-------- Extracted entries

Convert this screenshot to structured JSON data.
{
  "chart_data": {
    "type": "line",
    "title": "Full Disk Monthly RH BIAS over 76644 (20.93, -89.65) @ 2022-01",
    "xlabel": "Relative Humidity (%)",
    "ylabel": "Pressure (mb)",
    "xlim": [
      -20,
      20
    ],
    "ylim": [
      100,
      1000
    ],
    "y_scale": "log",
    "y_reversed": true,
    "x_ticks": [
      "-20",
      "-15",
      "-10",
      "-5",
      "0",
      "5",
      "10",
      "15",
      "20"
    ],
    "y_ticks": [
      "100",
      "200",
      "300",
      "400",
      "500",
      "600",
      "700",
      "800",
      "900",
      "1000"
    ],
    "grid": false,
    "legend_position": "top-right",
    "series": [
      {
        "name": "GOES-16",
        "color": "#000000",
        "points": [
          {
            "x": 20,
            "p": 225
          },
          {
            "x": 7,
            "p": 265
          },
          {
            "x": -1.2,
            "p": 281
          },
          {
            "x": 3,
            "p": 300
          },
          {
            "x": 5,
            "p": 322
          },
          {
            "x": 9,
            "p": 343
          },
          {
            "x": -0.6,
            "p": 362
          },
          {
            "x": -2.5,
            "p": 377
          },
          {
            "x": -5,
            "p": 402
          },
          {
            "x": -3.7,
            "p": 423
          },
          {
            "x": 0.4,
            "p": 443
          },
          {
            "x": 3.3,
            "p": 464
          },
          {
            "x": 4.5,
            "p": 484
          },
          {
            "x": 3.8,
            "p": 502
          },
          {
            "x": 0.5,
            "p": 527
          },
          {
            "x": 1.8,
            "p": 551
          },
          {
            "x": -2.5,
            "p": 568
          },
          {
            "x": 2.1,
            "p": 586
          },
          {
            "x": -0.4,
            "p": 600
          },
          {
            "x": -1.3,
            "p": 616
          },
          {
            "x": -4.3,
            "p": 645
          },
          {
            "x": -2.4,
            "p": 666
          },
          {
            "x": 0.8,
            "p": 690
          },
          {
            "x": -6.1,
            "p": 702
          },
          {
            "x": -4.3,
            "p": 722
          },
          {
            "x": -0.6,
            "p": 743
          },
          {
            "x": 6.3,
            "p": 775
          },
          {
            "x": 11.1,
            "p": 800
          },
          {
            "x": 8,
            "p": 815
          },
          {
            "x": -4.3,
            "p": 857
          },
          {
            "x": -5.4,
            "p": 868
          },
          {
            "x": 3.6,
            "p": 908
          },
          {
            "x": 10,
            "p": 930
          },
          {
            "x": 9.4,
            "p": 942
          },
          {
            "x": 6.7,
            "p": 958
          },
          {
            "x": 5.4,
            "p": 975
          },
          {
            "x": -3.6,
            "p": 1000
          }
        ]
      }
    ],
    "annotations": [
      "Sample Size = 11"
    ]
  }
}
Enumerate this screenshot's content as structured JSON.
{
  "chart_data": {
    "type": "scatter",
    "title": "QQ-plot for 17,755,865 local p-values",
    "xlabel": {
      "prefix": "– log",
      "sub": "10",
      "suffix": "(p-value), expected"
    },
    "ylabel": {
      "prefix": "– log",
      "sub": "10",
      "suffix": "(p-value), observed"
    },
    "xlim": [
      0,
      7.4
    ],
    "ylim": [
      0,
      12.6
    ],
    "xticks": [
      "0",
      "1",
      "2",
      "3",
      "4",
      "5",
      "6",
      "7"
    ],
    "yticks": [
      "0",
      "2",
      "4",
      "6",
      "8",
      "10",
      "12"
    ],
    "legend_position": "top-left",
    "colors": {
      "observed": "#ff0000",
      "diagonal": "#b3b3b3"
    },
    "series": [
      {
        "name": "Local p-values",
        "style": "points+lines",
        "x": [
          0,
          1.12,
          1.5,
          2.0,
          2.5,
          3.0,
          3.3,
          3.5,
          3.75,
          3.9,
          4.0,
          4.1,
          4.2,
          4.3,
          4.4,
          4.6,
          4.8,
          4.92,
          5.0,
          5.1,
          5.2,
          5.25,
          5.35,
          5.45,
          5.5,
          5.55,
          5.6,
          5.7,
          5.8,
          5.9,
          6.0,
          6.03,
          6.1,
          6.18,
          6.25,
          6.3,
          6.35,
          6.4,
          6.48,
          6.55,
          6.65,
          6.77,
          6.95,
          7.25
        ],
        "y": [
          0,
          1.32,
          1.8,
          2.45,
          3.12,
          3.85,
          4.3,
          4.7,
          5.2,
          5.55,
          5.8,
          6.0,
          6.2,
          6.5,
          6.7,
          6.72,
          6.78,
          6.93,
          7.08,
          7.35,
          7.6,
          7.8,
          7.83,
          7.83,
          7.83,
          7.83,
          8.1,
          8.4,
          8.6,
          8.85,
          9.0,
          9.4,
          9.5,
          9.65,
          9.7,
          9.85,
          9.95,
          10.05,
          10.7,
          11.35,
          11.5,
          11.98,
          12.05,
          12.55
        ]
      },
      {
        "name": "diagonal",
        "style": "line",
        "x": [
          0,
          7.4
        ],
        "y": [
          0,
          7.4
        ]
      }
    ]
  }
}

----------------

- _Problem description_:
Pull every line containing "name" out of the records.

- _Written reply_:
        "name": "GOES-16",
        "name": "Local p-values",
        "name": "diagonal",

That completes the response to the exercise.